* **The exercise**:
Retype each record below word for word. Leave the pictures out.

(Figure dataset records)

※

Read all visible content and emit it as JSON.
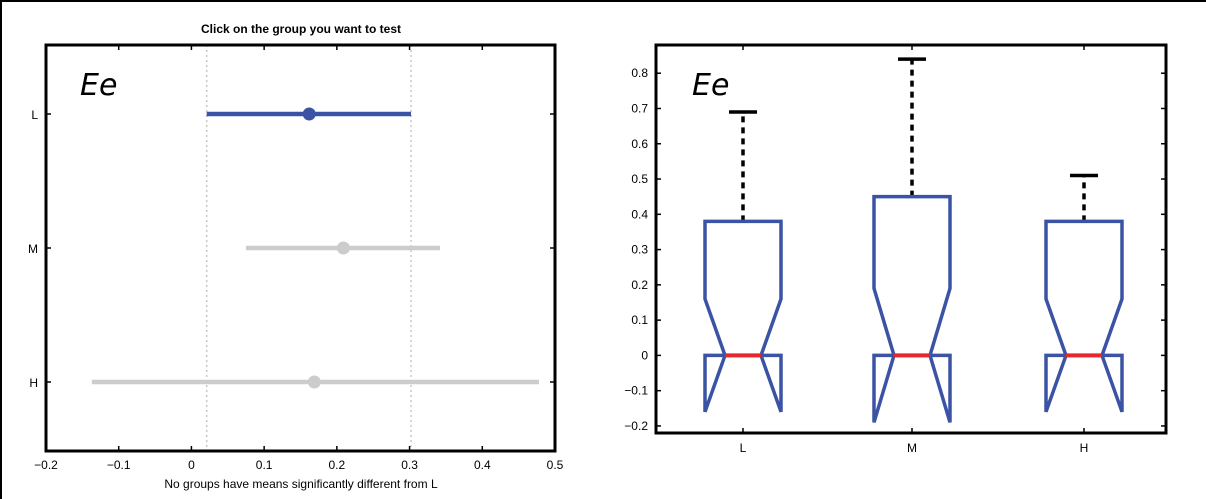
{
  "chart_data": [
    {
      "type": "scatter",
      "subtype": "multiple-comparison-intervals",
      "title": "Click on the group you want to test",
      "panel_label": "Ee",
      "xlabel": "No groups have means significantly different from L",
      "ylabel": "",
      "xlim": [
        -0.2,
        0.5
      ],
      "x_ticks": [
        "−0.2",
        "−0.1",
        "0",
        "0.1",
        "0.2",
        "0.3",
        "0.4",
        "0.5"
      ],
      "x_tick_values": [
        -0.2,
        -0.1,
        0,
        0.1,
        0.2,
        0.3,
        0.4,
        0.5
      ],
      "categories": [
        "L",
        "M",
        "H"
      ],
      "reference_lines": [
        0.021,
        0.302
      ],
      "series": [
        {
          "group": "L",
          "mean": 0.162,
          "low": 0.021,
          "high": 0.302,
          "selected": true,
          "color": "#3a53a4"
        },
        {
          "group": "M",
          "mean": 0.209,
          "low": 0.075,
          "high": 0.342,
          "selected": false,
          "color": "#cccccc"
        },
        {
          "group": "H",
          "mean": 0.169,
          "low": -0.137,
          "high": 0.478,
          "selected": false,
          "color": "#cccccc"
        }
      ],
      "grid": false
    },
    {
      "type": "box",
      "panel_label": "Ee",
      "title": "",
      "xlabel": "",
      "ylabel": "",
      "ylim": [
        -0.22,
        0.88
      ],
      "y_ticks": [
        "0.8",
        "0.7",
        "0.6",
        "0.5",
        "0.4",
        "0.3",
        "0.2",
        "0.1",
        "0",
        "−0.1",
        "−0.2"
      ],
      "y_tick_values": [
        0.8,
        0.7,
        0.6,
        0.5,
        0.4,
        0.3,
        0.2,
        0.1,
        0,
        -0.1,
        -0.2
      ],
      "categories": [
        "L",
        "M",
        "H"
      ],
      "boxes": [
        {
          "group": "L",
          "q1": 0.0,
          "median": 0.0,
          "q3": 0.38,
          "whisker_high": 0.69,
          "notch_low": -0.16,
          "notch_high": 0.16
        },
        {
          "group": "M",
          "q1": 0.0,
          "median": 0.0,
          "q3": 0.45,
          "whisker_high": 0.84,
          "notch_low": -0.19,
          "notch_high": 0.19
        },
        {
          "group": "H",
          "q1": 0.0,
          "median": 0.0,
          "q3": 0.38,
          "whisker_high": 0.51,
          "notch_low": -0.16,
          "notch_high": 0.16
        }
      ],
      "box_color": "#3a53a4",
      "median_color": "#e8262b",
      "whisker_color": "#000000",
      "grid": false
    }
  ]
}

※

* **Solution below**:
Read all visible content and emit it as JSON.
{
  "chart_data": [
    {
      "type": "scatter",
      "subtype": "multiple-comparison-intervals",
      "title": "Click on the group you want to test",
      "panel_label": "Ee",
      "xlabel": "No groups have means significantly different from L",
      "ylabel": "",
      "xlim": [
        -0.2,
        0.5
      ],
      "x_ticks": [
        "−0.2",
        "−0.1",
        "0",
        "0.1",
        "0.2",
        "0.3",
        "0.4",
        "0.5"
      ],
      "x_tick_values": [
        -0.2,
        -0.1,
        0,
        0.1,
        0.2,
        0.3,
        0.4,
        0.5
      ],
      "categories": [
        "L",
        "M",
        "H"
      ],
      "reference_lines": [
        0.021,
        0.302
      ],
      "series": [
        {
          "group": "L",
          "mean": 0.162,
          "low": 0.021,
          "high": 0.302,
          "selected": true,
          "color": "#3a53a4"
        },
        {
          "group": "M",
          "mean": 0.209,
          "low": 0.075,
          "high": 0.342,
          "selected": false,
          "color": "#cccccc"
        },
        {
          "group": "H",
          "mean": 0.169,
          "low": -0.137,
          "high": 0.478,
          "selected": false,
          "color": "#cccccc"
        }
      ],
      "grid": false
    },
    {
      "type": "box",
      "panel_label": "Ee",
      "title": "",
      "xlabel": "",
      "ylabel": "",
      "ylim": [
        -0.22,
        0.88
      ],
      "y_ticks": [
        "0.8",
        "0.7",
        "0.6",
        "0.5",
        "0.4",
        "0.3",
        "0.2",
        "0.1",
        "0",
        "−0.1",
        "−0.2"
      ],
      "y_tick_values": [
        0.8,
        0.7,
        0.6,
        0.5,
        0.4,
        0.3,
        0.2,
        0.1,
        0,
        -0.1,
        -0.2
      ],
      "categories": [
        "L",
        "M",
        "H"
      ],
      "boxes": [
        {
          "group": "L",
          "q1": 0.0,
          "median": 0.0,
          "q3": 0.38,
          "whisker_high": 0.69,
          "notch_low": -0.16,
          "notch_high": 0.16
        },
        {
          "group": "M",
          "q1": 0.0,
          "median": 0.0,
          "q3": 0.45,
          "whisker_high": 0.84,
          "notch_low": -0.19,
          "notch_high": 0.19
        },
        {
          "group": "H",
          "q1": 0.0,
          "median": 0.0,
          "q3": 0.38,
          "whisker_high": 0.51,
          "notch_low": -0.16,
          "notch_high": 0.16
        }
      ],
      "box_color": "#3a53a4",
      "median_color": "#e8262b",
      "whisker_color": "#000000",
      "grid": false
    }
  ]
}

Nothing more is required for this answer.